(Challenge) Return the records that follow unaltered. Omit every picture.

::::::::

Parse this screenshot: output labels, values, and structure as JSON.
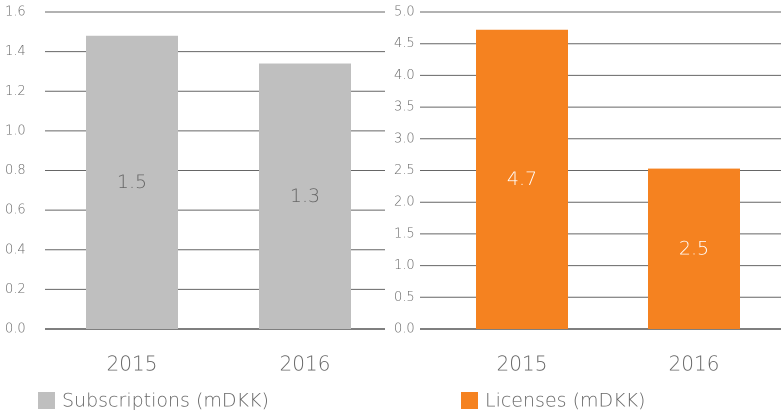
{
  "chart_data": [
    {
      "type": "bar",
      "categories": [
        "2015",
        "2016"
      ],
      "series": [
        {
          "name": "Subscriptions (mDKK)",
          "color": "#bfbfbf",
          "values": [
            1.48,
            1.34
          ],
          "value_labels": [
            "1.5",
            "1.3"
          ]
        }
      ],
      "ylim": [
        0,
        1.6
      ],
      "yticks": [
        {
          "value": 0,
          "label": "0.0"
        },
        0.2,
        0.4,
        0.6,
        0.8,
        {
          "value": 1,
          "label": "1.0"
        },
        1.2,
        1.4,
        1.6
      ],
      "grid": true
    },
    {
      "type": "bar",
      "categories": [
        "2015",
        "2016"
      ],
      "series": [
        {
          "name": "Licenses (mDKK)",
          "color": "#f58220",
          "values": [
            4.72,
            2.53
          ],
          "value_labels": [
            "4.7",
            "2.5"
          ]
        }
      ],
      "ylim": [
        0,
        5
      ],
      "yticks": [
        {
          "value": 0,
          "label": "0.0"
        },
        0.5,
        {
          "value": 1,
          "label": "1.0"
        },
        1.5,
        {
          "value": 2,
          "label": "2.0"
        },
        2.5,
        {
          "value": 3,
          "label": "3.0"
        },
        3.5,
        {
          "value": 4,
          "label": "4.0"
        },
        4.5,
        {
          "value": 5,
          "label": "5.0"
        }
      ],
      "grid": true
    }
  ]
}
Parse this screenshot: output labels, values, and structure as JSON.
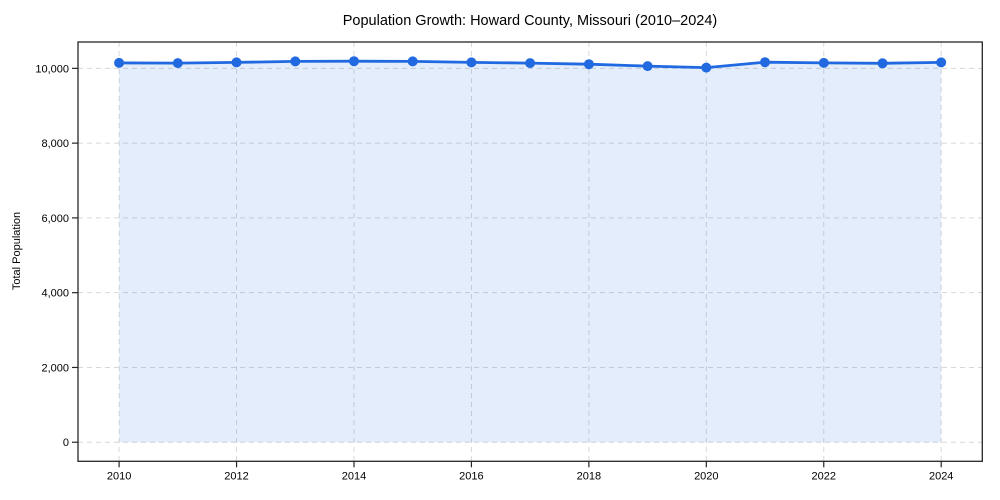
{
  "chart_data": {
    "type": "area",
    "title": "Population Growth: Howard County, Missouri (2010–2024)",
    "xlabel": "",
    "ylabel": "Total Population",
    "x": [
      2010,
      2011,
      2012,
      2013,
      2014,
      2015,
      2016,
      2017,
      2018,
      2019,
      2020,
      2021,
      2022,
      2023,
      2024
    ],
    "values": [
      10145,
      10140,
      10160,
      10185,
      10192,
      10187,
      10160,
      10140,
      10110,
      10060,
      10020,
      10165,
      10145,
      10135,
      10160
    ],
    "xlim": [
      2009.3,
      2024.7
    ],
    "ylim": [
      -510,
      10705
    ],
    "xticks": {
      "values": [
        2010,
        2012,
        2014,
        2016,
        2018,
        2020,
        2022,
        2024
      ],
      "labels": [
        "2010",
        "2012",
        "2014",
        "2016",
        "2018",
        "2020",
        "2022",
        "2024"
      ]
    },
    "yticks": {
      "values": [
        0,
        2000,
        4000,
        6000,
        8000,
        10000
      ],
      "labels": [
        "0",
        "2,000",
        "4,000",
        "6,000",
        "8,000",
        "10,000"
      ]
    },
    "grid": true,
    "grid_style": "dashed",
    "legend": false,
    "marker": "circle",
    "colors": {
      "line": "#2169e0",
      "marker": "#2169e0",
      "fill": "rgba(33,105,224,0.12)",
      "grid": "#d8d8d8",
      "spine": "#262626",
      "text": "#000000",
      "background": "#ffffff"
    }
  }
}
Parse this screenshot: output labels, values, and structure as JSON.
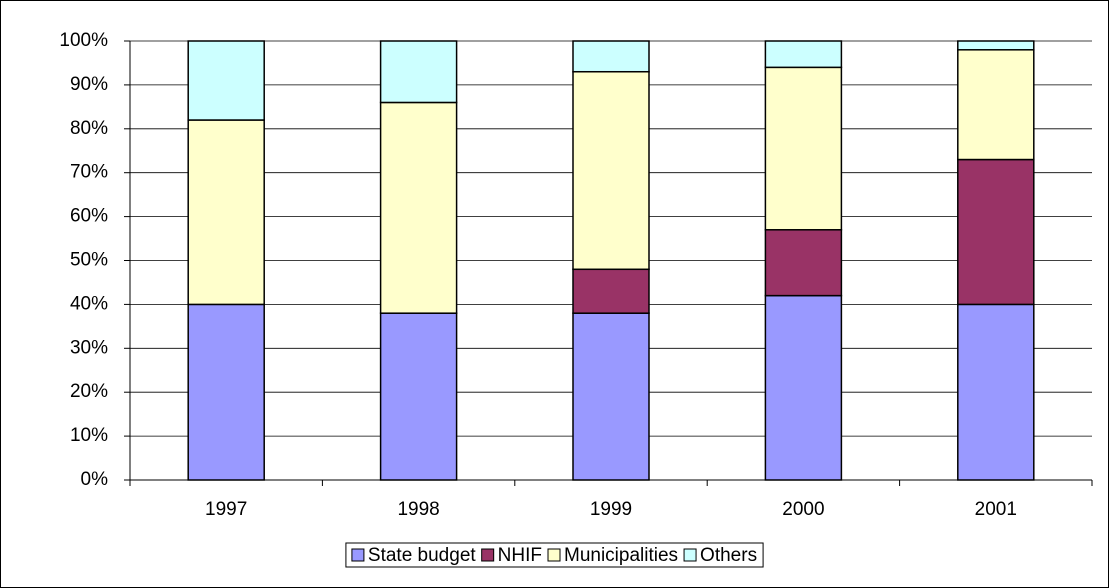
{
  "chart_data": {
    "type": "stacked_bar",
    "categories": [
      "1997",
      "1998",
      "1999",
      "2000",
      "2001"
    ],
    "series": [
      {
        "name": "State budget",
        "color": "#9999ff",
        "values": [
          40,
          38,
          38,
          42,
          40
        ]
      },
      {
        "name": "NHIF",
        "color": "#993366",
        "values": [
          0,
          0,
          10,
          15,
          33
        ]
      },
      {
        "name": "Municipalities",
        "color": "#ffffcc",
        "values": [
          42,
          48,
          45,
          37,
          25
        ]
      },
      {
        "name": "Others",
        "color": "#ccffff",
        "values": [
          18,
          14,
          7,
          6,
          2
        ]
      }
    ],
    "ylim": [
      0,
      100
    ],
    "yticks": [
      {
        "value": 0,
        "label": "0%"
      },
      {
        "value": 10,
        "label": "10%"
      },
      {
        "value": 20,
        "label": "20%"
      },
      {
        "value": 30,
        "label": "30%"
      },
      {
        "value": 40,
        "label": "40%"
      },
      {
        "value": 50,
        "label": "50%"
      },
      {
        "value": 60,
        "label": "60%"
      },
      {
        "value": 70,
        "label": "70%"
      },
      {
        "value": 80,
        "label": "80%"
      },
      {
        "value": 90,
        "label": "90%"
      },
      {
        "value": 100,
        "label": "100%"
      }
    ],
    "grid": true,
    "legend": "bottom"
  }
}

::::::::

(Response to this task)
Parse this screenshot: output labels, values, and structure as JSON.
{
  "chart_data": [
    {
      "type": "bar",
      "categories": [
        "2015",
        "2016"
      ],
      "series": [
        {
          "name": "Subscriptions (mDKK)",
          "color": "#bfbfbf",
          "values": [
            1.48,
            1.34
          ],
          "value_labels": [
            "1.5",
            "1.3"
          ]
        }
      ],
      "ylim": [
        0,
        1.6
      ],
      "yticks": [
        {
          "value": 0,
          "label": "0.0"
        },
        0.2,
        0.4,
        0.6,
        0.8,
        {
          "value": 1,
          "label": "1.0"
        },
        1.2,
        1.4,
        1.6
      ],
      "grid": true
    },
    {
      "type": "bar",
      "categories": [
        "2015",
        "2016"
      ],
      "series": [
        {
          "name": "Licenses (mDKK)",
          "color": "#f58220",
          "values": [
            4.72,
            2.53
          ],
          "value_labels": [
            "4.7",
            "2.5"
          ]
        }
      ],
      "ylim": [
        0,
        5
      ],
      "yticks": [
        {
          "value": 0,
          "label": "0.0"
        },
        0.5,
        {
          "value": 1,
          "label": "1.0"
        },
        1.5,
        {
          "value": 2,
          "label": "2.0"
        },
        2.5,
        {
          "value": 3,
          "label": "3.0"
        },
        3.5,
        {
          "value": 4,
          "label": "4.0"
        },
        4.5,
        {
          "value": 5,
          "label": "5.0"
        }
      ],
      "grid": true
    }
  ]
}
Parse this screenshot: output labels, values, and structure as JSON.
{
  "chart_data": {
    "type": "area",
    "title": "Population Growth: Howard County, Missouri (2010–2024)",
    "xlabel": "",
    "ylabel": "Total Population",
    "x": [
      2010,
      2011,
      2012,
      2013,
      2014,
      2015,
      2016,
      2017,
      2018,
      2019,
      2020,
      2021,
      2022,
      2023,
      2024
    ],
    "values": [
      10145,
      10140,
      10160,
      10185,
      10192,
      10187,
      10160,
      10140,
      10110,
      10060,
      10020,
      10165,
      10145,
      10135,
      10160
    ],
    "xlim": [
      2009.3,
      2024.7
    ],
    "ylim": [
      -510,
      10705
    ],
    "xticks": {
      "values": [
        2010,
        2012,
        2014,
        2016,
        2018,
        2020,
        2022,
        2024
      ],
      "labels": [
        "2010",
        "2012",
        "2014",
        "2016",
        "2018",
        "2020",
        "2022",
        "2024"
      ]
    },
    "yticks": {
      "values": [
        0,
        2000,
        4000,
        6000,
        8000,
        10000
      ],
      "labels": [
        "0",
        "2,000",
        "4,000",
        "6,000",
        "8,000",
        "10,000"
      ]
    },
    "grid": true,
    "grid_style": "dashed",
    "legend": false,
    "marker": "circle",
    "colors": {
      "line": "#2169e0",
      "marker": "#2169e0",
      "fill": "rgba(33,105,224,0.12)",
      "grid": "#d8d8d8",
      "spine": "#262626",
      "text": "#000000",
      "background": "#ffffff"
    }
  }
}
Parse this screenshot: output labels, values, and structure as JSON.
{
  "chart_data": {
    "type": "stacked_bar",
    "categories": [
      "1997",
      "1998",
      "1999",
      "2000",
      "2001"
    ],
    "series": [
      {
        "name": "State budget",
        "color": "#9999ff",
        "values": [
          40,
          38,
          38,
          42,
          40
        ]
      },
      {
        "name": "NHIF",
        "color": "#993366",
        "values": [
          0,
          0,
          10,
          15,
          33
        ]
      },
      {
        "name": "Municipalities",
        "color": "#ffffcc",
        "values": [
          42,
          48,
          45,
          37,
          25
        ]
      },
      {
        "name": "Others",
        "color": "#ccffff",
        "values": [
          18,
          14,
          7,
          6,
          2
        ]
      }
    ],
    "ylim": [
      0,
      100
    ],
    "yticks": [
      {
        "value": 0,
        "label": "0%"
      },
      {
        "value": 10,
        "label": "10%"
      },
      {
        "value": 20,
        "label": "20%"
      },
      {
        "value": 30,
        "label": "30%"
      },
      {
        "value": 40,
        "label": "40%"
      },
      {
        "value": 50,
        "label": "50%"
      },
      {
        "value": 60,
        "label": "60%"
      },
      {
        "value": 70,
        "label": "70%"
      },
      {
        "value": 80,
        "label": "80%"
      },
      {
        "value": 90,
        "label": "90%"
      },
      {
        "value": 100,
        "label": "100%"
      }
    ],
    "grid": true,
    "legend": "bottom"
  }
}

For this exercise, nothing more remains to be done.